┏━━

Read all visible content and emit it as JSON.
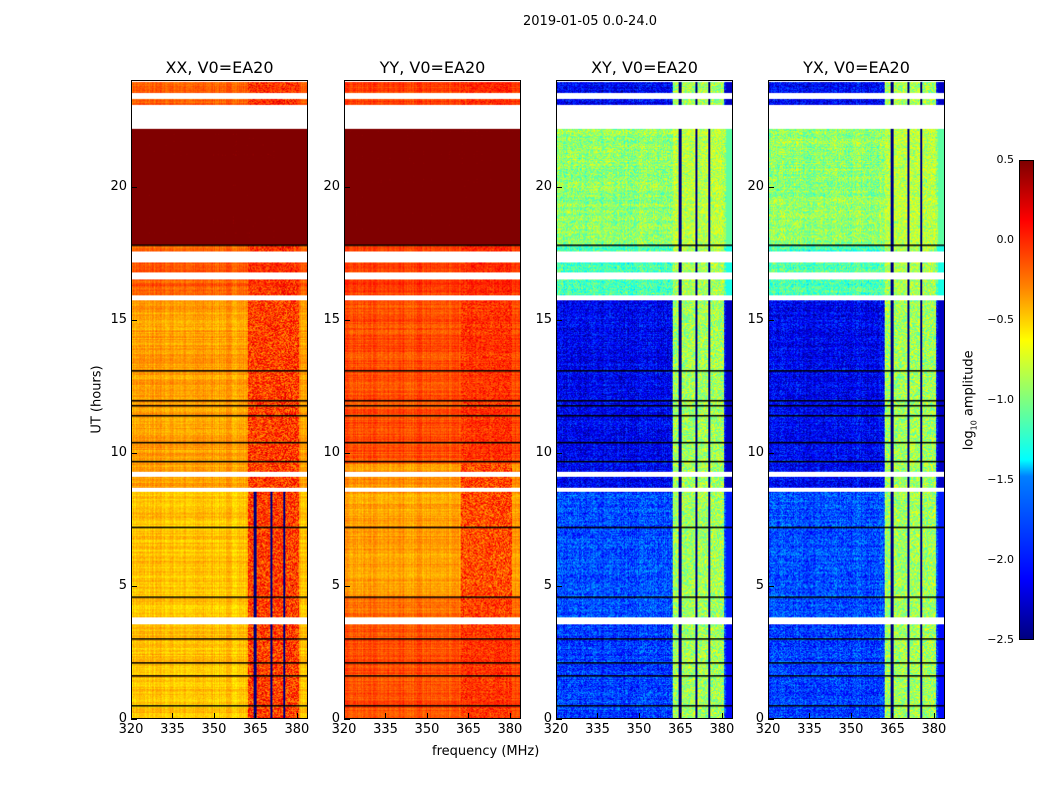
{
  "chart_data": {
    "type": "heatmap",
    "title": "2019-01-05 0.0-24.0",
    "xlabel": "frequency (MHz)",
    "ylabel": "UT (hours)",
    "xlim": [
      320,
      384
    ],
    "ylim": [
      0,
      24
    ],
    "xticks": [
      "320",
      "335",
      "350",
      "365",
      "380"
    ],
    "xtick_values": [
      320,
      335,
      350,
      365,
      380
    ],
    "yticks": [
      "0",
      "5",
      "10",
      "15",
      "20"
    ],
    "ytick_values": [
      0,
      5,
      10,
      15,
      20
    ],
    "colorbar": {
      "label": "log10 amplitude",
      "label_main": "log",
      "label_sub": "10",
      "label_rest": " amplitude",
      "vmin": -2.5,
      "vmax": 0.5,
      "ticks": [
        "0.5",
        "0.0",
        "−0.5",
        "−1.0",
        "−1.5",
        "−2.0",
        "−2.5"
      ],
      "tick_values": [
        0.5,
        0.0,
        -0.5,
        -1.0,
        -1.5,
        -2.0,
        -2.5
      ],
      "colormap": "jet"
    },
    "flagged_intervals_hours": [
      [
        3.55,
        3.8
      ],
      [
        8.55,
        8.7
      ],
      [
        9.1,
        9.3
      ],
      [
        15.75,
        15.95
      ],
      [
        16.55,
        16.8
      ],
      [
        17.2,
        17.6
      ],
      [
        22.2,
        23.1
      ],
      [
        23.35,
        23.55
      ]
    ],
    "segment_lines_hours": [
      0.5,
      1.6,
      2.1,
      3.0,
      4.6,
      7.2,
      9.7,
      10.4,
      11.4,
      11.8,
      12.0,
      13.1,
      17.85
    ],
    "rfi_band_mhz": [
      362,
      381
    ],
    "flagged_channels_mhz": [
      364.8,
      370.9,
      375.6
    ],
    "panels": [
      {
        "name": "XX, V0=EA20",
        "segments": [
          [
            0,
            3.55,
            -0.6
          ],
          [
            3.8,
            8.55,
            -0.6
          ],
          [
            8.7,
            15.75,
            -0.5
          ],
          [
            15.95,
            17.85,
            -0.3
          ],
          [
            17.85,
            22.2,
            0.5
          ],
          [
            23.1,
            24,
            -0.3
          ]
        ],
        "rfi_amp": -0.05
      },
      {
        "name": "YY, V0=EA20",
        "segments": [
          [
            0,
            3.55,
            -0.25
          ],
          [
            3.8,
            4.6,
            -0.35
          ],
          [
            4.6,
            8.55,
            -0.5
          ],
          [
            8.7,
            9.6,
            -0.45
          ],
          [
            9.6,
            15.75,
            -0.25
          ],
          [
            15.95,
            17.85,
            -0.2
          ],
          [
            17.85,
            22.2,
            0.5
          ],
          [
            23.1,
            24,
            -0.2
          ]
        ],
        "rfi_amp": -0.1
      },
      {
        "name": "XY, V0=EA20",
        "segments": [
          [
            0,
            3.55,
            -2.1
          ],
          [
            3.8,
            8.55,
            -2.05
          ],
          [
            8.7,
            15.75,
            -2.3
          ],
          [
            15.95,
            17.85,
            -1.3
          ],
          [
            17.85,
            22.2,
            -1.1
          ],
          [
            23.1,
            24,
            -2.3
          ]
        ],
        "rfi_amp": -0.9
      },
      {
        "name": "YX, V0=EA20",
        "segments": [
          [
            0,
            3.55,
            -2.1
          ],
          [
            3.8,
            8.55,
            -2.05
          ],
          [
            8.7,
            15.75,
            -2.3
          ],
          [
            15.95,
            17.85,
            -1.3
          ],
          [
            17.85,
            22.2,
            -1.1
          ],
          [
            23.1,
            24,
            -2.3
          ]
        ],
        "rfi_amp": -0.9
      }
    ]
  }
}
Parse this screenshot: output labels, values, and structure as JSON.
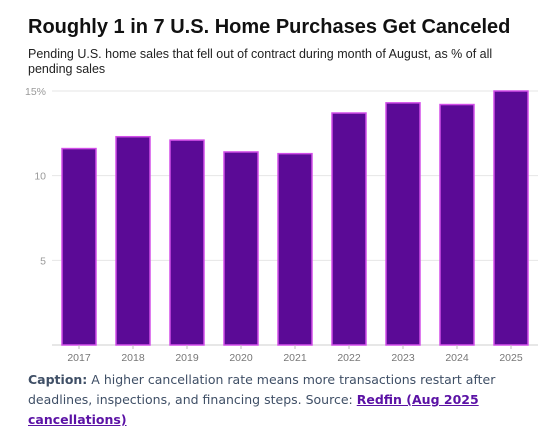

┗━━

* Task to carry out: Take the data above and repeat it exactly, leaving each picture out.

* Reply:
Read all visible content and emit it as JSON.
{
  "chart_data": {
    "type": "heatmap",
    "title": "2019-01-05 0.0-24.0",
    "xlabel": "frequency (MHz)",
    "ylabel": "UT (hours)",
    "xlim": [
      320,
      384
    ],
    "ylim": [
      0,
      24
    ],
    "xticks": [
      "320",
      "335",
      "350",
      "365",
      "380"
    ],
    "xtick_values": [
      320,
      335,
      350,
      365,
      380
    ],
    "yticks": [
      "0",
      "5",
      "10",
      "15",
      "20"
    ],
    "ytick_values": [
      0,
      5,
      10,
      15,
      20
    ],
    "colorbar": {
      "label": "log10 amplitude",
      "label_main": "log",
      "label_sub": "10",
      "label_rest": " amplitude",
      "vmin": -2.5,
      "vmax": 0.5,
      "ticks": [
        "0.5",
        "0.0",
        "−0.5",
        "−1.0",
        "−1.5",
        "−2.0",
        "−2.5"
      ],
      "tick_values": [
        0.5,
        0.0,
        -0.5,
        -1.0,
        -1.5,
        -2.0,
        -2.5
      ],
      "colormap": "jet"
    },
    "flagged_intervals_hours": [
      [
        3.55,
        3.8
      ],
      [
        8.55,
        8.7
      ],
      [
        9.1,
        9.3
      ],
      [
        15.75,
        15.95
      ],
      [
        16.55,
        16.8
      ],
      [
        17.2,
        17.6
      ],
      [
        22.2,
        23.1
      ],
      [
        23.35,
        23.55
      ]
    ],
    "segment_lines_hours": [
      0.5,
      1.6,
      2.1,
      3.0,
      4.6,
      7.2,
      9.7,
      10.4,
      11.4,
      11.8,
      12.0,
      13.1,
      17.85
    ],
    "rfi_band_mhz": [
      362,
      381
    ],
    "flagged_channels_mhz": [
      364.8,
      370.9,
      375.6
    ],
    "panels": [
      {
        "name": "XX, V0=EA20",
        "segments": [
          [
            0,
            3.55,
            -0.6
          ],
          [
            3.8,
            8.55,
            -0.6
          ],
          [
            8.7,
            15.75,
            -0.5
          ],
          [
            15.95,
            17.85,
            -0.3
          ],
          [
            17.85,
            22.2,
            0.5
          ],
          [
            23.1,
            24,
            -0.3
          ]
        ],
        "rfi_amp": -0.05
      },
      {
        "name": "YY, V0=EA20",
        "segments": [
          [
            0,
            3.55,
            -0.25
          ],
          [
            3.8,
            4.6,
            -0.35
          ],
          [
            4.6,
            8.55,
            -0.5
          ],
          [
            8.7,
            9.6,
            -0.45
          ],
          [
            9.6,
            15.75,
            -0.25
          ],
          [
            15.95,
            17.85,
            -0.2
          ],
          [
            17.85,
            22.2,
            0.5
          ],
          [
            23.1,
            24,
            -0.2
          ]
        ],
        "rfi_amp": -0.1
      },
      {
        "name": "XY, V0=EA20",
        "segments": [
          [
            0,
            3.55,
            -2.1
          ],
          [
            3.8,
            8.55,
            -2.05
          ],
          [
            8.7,
            15.75,
            -2.3
          ],
          [
            15.95,
            17.85,
            -1.3
          ],
          [
            17.85,
            22.2,
            -1.1
          ],
          [
            23.1,
            24,
            -2.3
          ]
        ],
        "rfi_amp": -0.9
      },
      {
        "name": "YX, V0=EA20",
        "segments": [
          [
            0,
            3.55,
            -2.1
          ],
          [
            3.8,
            8.55,
            -2.05
          ],
          [
            8.7,
            15.75,
            -2.3
          ],
          [
            15.95,
            17.85,
            -1.3
          ],
          [
            17.85,
            22.2,
            -1.1
          ],
          [
            23.1,
            24,
            -2.3
          ]
        ],
        "rfi_amp": -0.9
      }
    ]
  }
}
Parse this screenshot: output labels, values, and structure as JSON.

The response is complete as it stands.